Look over the lines below. Report each one that includes the string "AKADEMII".

- - - - - - -

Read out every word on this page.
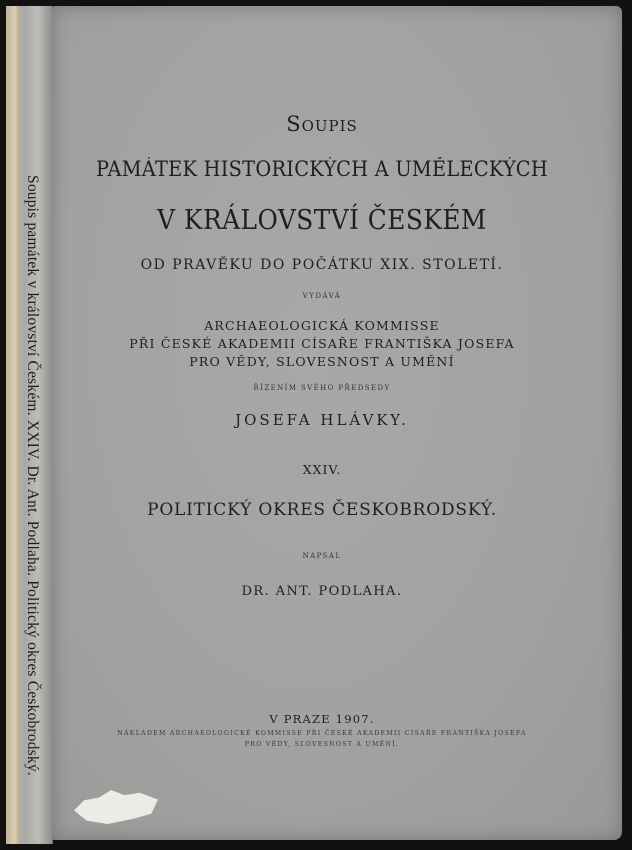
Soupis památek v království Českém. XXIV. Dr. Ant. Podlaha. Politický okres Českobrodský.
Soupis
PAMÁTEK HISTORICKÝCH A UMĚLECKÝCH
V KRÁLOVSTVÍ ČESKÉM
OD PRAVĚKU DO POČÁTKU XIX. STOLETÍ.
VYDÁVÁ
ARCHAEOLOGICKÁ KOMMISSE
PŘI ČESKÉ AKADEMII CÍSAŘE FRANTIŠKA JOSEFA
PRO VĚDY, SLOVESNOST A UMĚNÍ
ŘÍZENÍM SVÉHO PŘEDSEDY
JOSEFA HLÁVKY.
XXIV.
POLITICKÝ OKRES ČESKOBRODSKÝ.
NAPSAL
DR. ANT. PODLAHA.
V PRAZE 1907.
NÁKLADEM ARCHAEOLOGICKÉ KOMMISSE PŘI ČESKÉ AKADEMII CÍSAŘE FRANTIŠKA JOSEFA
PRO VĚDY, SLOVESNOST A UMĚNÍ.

- - - - - - -

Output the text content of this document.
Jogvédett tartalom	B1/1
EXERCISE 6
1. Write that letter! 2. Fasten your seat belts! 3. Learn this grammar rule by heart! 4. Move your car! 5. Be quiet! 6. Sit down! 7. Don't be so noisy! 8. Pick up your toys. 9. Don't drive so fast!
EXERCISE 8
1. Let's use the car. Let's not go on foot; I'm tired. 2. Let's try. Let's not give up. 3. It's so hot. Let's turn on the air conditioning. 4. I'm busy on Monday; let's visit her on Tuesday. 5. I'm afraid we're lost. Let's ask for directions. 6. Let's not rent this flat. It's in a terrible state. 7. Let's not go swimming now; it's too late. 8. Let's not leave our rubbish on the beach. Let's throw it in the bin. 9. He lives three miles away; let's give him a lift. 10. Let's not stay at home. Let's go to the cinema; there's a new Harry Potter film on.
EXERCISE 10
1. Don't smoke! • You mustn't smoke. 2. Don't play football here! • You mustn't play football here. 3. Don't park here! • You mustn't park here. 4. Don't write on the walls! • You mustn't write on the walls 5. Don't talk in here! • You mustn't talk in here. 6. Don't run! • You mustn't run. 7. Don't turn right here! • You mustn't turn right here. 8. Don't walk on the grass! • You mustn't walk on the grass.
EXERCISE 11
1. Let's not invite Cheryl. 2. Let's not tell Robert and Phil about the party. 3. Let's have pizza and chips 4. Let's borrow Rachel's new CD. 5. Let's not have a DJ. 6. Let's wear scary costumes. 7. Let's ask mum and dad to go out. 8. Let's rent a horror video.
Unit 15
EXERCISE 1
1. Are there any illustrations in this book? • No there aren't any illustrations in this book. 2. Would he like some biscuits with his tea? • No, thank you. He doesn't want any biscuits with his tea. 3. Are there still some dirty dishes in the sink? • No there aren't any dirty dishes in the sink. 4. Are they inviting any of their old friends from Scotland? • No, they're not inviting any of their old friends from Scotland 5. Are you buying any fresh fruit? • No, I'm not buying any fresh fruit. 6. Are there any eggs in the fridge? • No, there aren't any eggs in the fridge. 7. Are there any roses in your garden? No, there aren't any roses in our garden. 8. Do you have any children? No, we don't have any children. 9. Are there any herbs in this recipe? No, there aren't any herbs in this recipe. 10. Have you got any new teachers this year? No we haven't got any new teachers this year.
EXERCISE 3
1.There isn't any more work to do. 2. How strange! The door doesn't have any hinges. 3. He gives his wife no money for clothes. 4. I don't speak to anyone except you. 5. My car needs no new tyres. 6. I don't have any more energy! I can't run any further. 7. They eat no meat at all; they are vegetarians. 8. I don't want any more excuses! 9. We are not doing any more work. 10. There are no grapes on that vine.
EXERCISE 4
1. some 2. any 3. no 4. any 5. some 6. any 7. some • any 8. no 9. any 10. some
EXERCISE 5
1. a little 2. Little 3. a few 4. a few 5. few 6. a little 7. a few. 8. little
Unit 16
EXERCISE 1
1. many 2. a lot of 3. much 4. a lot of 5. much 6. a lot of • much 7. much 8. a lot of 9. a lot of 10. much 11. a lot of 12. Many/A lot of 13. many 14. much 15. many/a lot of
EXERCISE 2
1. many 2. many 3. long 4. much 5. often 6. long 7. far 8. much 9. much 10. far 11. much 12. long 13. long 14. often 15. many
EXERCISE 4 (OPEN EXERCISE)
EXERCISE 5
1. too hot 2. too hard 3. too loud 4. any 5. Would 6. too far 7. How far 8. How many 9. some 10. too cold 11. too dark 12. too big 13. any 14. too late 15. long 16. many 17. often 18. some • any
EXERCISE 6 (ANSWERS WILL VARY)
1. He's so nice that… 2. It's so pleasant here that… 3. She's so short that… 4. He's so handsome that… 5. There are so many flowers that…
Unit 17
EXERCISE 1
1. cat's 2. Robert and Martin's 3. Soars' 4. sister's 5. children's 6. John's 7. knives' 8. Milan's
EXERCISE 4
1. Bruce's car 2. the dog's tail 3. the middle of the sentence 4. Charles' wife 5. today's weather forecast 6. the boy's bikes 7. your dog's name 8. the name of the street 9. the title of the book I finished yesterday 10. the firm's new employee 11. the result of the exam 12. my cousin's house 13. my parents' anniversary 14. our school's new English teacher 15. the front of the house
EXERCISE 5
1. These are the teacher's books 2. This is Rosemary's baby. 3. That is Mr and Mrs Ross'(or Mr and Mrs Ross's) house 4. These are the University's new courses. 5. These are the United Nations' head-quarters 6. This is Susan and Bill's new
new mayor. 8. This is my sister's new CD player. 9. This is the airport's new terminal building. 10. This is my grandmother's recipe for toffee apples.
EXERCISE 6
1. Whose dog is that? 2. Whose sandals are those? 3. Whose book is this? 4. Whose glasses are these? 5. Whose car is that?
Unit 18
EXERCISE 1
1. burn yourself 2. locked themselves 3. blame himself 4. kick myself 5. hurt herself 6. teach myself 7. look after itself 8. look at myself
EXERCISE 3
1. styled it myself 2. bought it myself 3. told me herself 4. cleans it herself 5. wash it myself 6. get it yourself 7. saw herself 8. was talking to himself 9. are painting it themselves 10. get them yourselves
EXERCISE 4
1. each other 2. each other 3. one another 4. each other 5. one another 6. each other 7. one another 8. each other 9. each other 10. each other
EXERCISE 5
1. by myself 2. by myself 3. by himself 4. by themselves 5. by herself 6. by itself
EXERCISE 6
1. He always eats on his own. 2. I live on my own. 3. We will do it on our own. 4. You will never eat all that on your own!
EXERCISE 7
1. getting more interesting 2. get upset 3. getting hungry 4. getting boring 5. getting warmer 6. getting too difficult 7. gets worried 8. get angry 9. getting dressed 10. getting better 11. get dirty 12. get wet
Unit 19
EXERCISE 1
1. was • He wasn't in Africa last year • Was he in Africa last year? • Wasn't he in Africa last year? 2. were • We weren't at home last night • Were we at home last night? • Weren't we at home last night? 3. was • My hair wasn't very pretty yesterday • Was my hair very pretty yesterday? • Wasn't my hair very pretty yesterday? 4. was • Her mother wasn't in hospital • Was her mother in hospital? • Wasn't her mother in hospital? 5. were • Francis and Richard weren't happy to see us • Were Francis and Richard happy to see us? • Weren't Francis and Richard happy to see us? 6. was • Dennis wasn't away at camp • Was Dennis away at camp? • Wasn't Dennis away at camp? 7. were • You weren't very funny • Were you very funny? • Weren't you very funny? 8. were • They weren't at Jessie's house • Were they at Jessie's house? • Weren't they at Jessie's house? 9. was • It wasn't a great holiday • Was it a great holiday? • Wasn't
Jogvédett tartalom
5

- - - - - - -

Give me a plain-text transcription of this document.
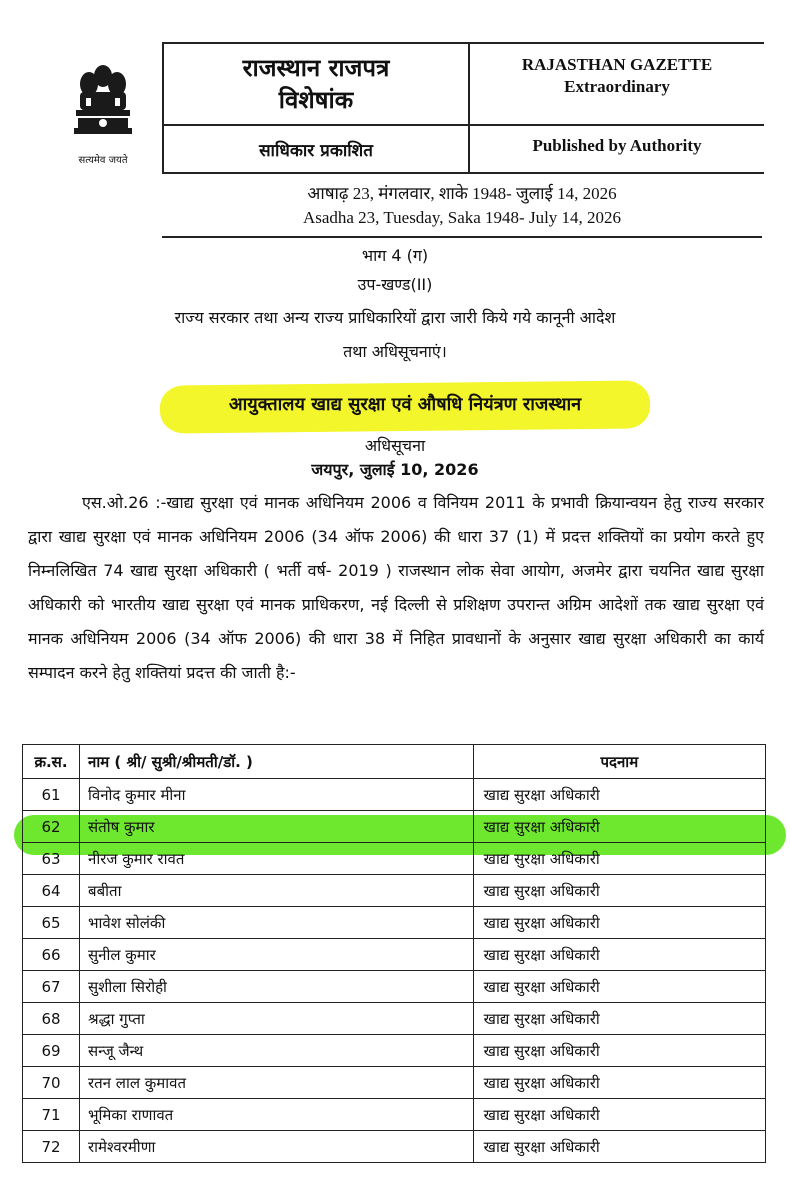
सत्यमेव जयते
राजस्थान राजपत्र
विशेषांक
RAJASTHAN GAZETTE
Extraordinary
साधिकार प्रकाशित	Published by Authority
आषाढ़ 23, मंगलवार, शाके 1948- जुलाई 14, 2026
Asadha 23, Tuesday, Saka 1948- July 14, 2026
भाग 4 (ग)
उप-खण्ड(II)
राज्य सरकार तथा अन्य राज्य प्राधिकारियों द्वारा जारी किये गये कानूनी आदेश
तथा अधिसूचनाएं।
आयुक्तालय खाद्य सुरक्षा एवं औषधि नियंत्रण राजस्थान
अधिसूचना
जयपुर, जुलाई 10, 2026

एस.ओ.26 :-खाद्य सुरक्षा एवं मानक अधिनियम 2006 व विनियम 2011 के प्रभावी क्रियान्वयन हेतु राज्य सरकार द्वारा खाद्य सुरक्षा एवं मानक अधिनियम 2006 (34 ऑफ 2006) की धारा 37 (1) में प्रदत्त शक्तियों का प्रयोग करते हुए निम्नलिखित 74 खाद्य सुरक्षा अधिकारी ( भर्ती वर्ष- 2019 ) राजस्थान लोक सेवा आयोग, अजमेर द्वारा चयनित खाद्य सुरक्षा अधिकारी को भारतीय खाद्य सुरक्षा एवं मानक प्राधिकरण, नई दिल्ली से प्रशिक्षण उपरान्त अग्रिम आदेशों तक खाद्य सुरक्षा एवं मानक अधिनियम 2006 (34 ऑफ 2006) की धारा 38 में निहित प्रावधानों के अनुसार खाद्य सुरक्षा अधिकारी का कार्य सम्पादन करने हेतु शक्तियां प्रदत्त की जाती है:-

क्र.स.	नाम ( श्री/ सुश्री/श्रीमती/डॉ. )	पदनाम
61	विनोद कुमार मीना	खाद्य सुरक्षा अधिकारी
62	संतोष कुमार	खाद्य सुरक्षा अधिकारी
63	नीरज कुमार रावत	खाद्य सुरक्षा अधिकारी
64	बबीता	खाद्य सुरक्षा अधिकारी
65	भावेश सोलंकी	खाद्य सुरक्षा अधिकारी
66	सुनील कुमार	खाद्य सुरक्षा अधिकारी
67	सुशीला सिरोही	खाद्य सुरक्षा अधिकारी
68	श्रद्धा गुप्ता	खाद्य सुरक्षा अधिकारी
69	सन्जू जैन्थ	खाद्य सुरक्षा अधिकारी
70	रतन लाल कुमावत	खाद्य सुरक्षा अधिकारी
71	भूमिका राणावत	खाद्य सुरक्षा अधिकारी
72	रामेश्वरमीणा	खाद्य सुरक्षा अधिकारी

- - - - - - -

** EXERCISE OUTPUT **
PŘI ČESKÉ AKADEMII CÍSAŘE FRANTIŠKA JOSEFA
NÁKLADEM ARCHAEOLOGICKÉ KOMMISSE PŘI ČESKÉ AKADEMII CÍSAŘE FRANTIŠKA JOSEFA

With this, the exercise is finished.